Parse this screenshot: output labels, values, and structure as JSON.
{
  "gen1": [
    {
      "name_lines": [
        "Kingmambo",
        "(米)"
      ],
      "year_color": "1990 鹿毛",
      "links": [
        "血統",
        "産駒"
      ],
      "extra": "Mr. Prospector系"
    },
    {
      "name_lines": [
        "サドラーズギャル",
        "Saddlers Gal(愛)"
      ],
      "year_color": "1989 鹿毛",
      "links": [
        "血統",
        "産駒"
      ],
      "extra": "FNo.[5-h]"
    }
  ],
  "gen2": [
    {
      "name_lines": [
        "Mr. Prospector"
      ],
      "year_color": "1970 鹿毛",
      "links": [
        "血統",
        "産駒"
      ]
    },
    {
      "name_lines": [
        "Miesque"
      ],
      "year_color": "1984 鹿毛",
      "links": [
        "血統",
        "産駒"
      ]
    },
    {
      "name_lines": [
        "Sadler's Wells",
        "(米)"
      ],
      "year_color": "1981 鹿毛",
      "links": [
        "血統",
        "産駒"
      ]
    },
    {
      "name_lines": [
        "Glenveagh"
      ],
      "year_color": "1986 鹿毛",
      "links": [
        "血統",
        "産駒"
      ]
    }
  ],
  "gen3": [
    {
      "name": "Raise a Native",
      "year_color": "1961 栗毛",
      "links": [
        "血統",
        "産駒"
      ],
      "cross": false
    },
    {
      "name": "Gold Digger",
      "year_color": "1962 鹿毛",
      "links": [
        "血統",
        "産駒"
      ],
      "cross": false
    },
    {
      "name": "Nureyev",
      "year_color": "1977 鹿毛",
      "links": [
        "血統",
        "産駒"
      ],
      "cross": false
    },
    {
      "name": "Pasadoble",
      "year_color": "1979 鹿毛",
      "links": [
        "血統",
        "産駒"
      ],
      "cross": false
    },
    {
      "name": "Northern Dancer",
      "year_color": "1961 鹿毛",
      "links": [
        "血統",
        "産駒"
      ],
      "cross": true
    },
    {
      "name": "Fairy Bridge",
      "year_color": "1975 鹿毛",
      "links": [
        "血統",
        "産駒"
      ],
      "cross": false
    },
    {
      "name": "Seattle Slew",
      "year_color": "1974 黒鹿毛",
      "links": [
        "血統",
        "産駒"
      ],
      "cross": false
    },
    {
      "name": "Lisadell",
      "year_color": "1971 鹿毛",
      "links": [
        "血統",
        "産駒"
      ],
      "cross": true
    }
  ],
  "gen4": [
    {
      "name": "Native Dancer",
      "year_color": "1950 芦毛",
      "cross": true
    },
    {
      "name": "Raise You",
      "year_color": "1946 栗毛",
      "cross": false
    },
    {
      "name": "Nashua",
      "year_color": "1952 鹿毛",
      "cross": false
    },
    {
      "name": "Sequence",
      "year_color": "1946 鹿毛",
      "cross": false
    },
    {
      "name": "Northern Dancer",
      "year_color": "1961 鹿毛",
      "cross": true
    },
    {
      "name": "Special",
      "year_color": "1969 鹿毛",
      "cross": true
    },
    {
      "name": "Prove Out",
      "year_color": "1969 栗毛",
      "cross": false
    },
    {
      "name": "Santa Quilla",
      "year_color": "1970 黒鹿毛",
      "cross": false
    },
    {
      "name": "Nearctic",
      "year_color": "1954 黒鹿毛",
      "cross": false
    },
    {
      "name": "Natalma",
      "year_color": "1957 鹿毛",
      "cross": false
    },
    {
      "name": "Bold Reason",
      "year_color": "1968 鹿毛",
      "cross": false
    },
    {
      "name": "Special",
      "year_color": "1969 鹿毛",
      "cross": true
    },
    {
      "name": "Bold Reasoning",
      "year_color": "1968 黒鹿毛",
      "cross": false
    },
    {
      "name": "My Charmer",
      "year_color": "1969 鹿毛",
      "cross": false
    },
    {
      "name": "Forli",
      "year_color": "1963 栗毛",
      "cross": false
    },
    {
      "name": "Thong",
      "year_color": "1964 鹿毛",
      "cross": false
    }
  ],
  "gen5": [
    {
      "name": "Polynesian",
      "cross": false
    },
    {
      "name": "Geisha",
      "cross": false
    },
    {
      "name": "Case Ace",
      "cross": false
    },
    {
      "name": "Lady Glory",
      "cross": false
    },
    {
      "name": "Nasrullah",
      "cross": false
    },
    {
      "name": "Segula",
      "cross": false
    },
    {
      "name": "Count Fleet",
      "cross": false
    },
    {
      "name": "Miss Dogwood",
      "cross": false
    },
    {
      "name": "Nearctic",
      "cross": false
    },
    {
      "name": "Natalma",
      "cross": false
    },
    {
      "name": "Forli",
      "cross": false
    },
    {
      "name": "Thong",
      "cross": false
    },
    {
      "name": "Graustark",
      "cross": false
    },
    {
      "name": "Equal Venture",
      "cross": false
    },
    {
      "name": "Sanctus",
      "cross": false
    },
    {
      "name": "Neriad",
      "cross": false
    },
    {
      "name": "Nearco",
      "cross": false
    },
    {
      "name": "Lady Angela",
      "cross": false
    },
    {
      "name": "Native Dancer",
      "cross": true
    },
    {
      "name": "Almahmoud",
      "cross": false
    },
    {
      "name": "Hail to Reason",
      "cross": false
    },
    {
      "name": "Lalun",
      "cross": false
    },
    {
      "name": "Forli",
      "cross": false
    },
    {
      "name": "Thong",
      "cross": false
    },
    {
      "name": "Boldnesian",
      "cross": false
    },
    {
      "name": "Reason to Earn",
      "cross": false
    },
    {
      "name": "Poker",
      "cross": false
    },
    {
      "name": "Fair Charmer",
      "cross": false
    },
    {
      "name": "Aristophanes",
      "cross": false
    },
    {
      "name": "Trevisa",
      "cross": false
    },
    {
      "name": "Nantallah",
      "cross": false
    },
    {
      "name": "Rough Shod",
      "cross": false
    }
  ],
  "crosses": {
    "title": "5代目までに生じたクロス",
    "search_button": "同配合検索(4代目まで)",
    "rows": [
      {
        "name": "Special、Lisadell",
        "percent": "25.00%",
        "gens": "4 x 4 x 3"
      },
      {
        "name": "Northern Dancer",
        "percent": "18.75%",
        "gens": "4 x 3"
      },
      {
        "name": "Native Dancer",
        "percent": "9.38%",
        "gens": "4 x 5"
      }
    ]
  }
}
•••
Please set down each line of the records exactly as given.

Parse this screenshot: output labels, values, and structure as JSON.
{
  "gen1": [
    {
      "name_lines": [
        "Kingmambo",
        "(米)"
      ],
      "year_color": "1990 鹿毛",
      "links": [
        "血統",
        "産駒"
      ],
      "extra": "Mr. Prospector系"
    },
    {
      "name_lines": [
        "サドラーズギャル",
        "Saddlers Gal(愛)"
      ],
      "year_color": "1989 鹿毛",
      "links": [
        "血統",
        "産駒"
      ],
      "extra": "FNo.[5-h]"
    }
  ],
  "gen2": [
    {
      "name_lines": [
        "Mr. Prospector"
      ],
      "year_color": "1970 鹿毛",
      "links": [
        "血統",
        "産駒"
      ]
    },
    {
      "name_lines": [
        "Miesque"
      ],
      "year_color": "1984 鹿毛",
      "links": [
        "血統",
        "産駒"
      ]
    },
    {
      "name_lines": [
        "Sadler's Wells",
        "(米)"
      ],
      "year_color": "1981 鹿毛",
      "links": [
        "血統",
        "産駒"
      ]
    },
    {
      "name_lines": [
        "Glenveagh"
      ],
      "year_color": "1986 鹿毛",
      "links": [
        "血統",
        "産駒"
      ]
    }
  ],
  "gen3": [
    {
      "name": "Raise a Native",
      "year_color": "1961 栗毛",
      "links": [
        "血統",
        "産駒"
      ],
      "cross": false
    },
    {
      "name": "Gold Digger",
      "year_color": "1962 鹿毛",
      "links": [
        "血統",
        "産駒"
      ],
      "cross": false
    },
    {
      "name": "Nureyev",
      "year_color": "1977 鹿毛",
      "links": [
        "血統",
        "産駒"
      ],
      "cross": false
    },
    {
      "name": "Pasadoble",
      "year_color": "1979 鹿毛",
      "links": [
        "血統",
        "産駒"
      ],
      "cross": false
    },
    {
      "name": "Northern Dancer",
      "year_color": "1961 鹿毛",
      "links": [
        "血統",
        "産駒"
      ],
      "cross": true
    },
    {
      "name": "Fairy Bridge",
      "year_color": "1975 鹿毛",
      "links": [
        "血統",
        "産駒"
      ],
      "cross": false
    },
    {
      "name": "Seattle Slew",
      "year_color": "1974 黒鹿毛",
      "links": [
        "血統",
        "産駒"
      ],
      "cross": false
    },
    {
      "name": "Lisadell",
      "year_color": "1971 鹿毛",
      "links": [
        "血統",
        "産駒"
      ],
      "cross": true
    }
  ],
  "gen4": [
    {
      "name": "Native Dancer",
      "year_color": "1950 芦毛",
      "cross": true
    },
    {
      "name": "Raise You",
      "year_color": "1946 栗毛",
      "cross": false
    },
    {
      "name": "Nashua",
      "year_color": "1952 鹿毛",
      "cross": false
    },
    {
      "name": "Sequence",
      "year_color": "1946 鹿毛",
      "cross": false
    },
    {
      "name": "Northern Dancer",
      "year_color": "1961 鹿毛",
      "cross": true
    },
    {
      "name": "Special",
      "year_color": "1969 鹿毛",
      "cross": true
    },
    {
      "name": "Prove Out",
      "year_color": "1969 栗毛",
      "cross": false
    },
    {
      "name": "Santa Quilla",
      "year_color": "1970 黒鹿毛",
      "cross": false
    },
    {
      "name": "Nearctic",
      "year_color": "1954 黒鹿毛",
      "cross": false
    },
    {
      "name": "Natalma",
      "year_color": "1957 鹿毛",
      "cross": false
    },
    {
      "name": "Bold Reason",
      "year_color": "1968 鹿毛",
      "cross": false
    },
    {
      "name": "Special",
      "year_color": "1969 鹿毛",
      "cross": true
    },
    {
      "name": "Bold Reasoning",
      "year_color": "1968 黒鹿毛",
      "cross": false
    },
    {
      "name": "My Charmer",
      "year_color": "1969 鹿毛",
      "cross": false
    },
    {
      "name": "Forli",
      "year_color": "1963 栗毛",
      "cross": false
    },
    {
      "name": "Thong",
      "year_color": "1964 鹿毛",
      "cross": false
    }
  ],
  "gen5": [
    {
      "name": "Polynesian",
      "cross": false
    },
    {
      "name": "Geisha",
      "cross": false
    },
    {
      "name": "Case Ace",
      "cross": false
    },
    {
      "name": "Lady Glory",
      "cross": false
    },
    {
      "name": "Nasrullah",
      "cross": false
    },
    {
      "name": "Segula",
      "cross": false
    },
    {
      "name": "Count Fleet",
      "cross": false
    },
    {
      "name": "Miss Dogwood",
      "cross": false
    },
    {
      "name": "Nearctic",
      "cross": false
    },
    {
      "name": "Natalma",
      "cross": false
    },
    {
      "name": "Forli",
      "cross": false
    },
    {
      "name": "Thong",
      "cross": false
    },
    {
      "name": "Graustark",
      "cross": false
    },
    {
      "name": "Equal Venture",
      "cross": false
    },
    {
      "name": "Sanctus",
      "cross": false
    },
    {
      "name": "Neriad",
      "cross": false
    },
    {
      "name": "Nearco",
      "cross": false
    },
    {
      "name": "Lady Angela",
      "cross": false
    },
    {
      "name": "Native Dancer",
      "cross": true
    },
    {
      "name": "Almahmoud",
      "cross": false
    },
    {
      "name": "Hail to Reason",
      "cross": false
    },
    {
      "name": "Lalun",
      "cross": false
    },
    {
      "name": "Forli",
      "cross": false
    },
    {
      "name": "Thong",
      "cross": false
    },
    {
      "name": "Boldnesian",
      "cross": false
    },
    {
      "name": "Reason to Earn",
      "cross": false
    },
    {
      "name": "Poker",
      "cross": false
    },
    {
      "name": "Fair Charmer",
      "cross": false
    },
    {
      "name": "Aristophanes",
      "cross": false
    },
    {
      "name": "Trevisa",
      "cross": false
    },
    {
      "name": "Nantallah",
      "cross": false
    },
    {
      "name": "Rough Shod",
      "cross": false
    }
  ],
  "crosses": {
    "title": "5代目までに生じたクロス",
    "search_button": "同配合検索(4代目まで)",
    "rows": [
      {
        "name": "Special、Lisadell",
        "percent": "25.00%",
        "gens": "4 x 4 x 3"
      },
      {
        "name": "Northern Dancer",
        "percent": "18.75%",
        "gens": "4 x 3"
      },
      {
        "name": "Native Dancer",
        "percent": "9.38%",
        "gens": "4 x 5"
      }
    ]
  }
}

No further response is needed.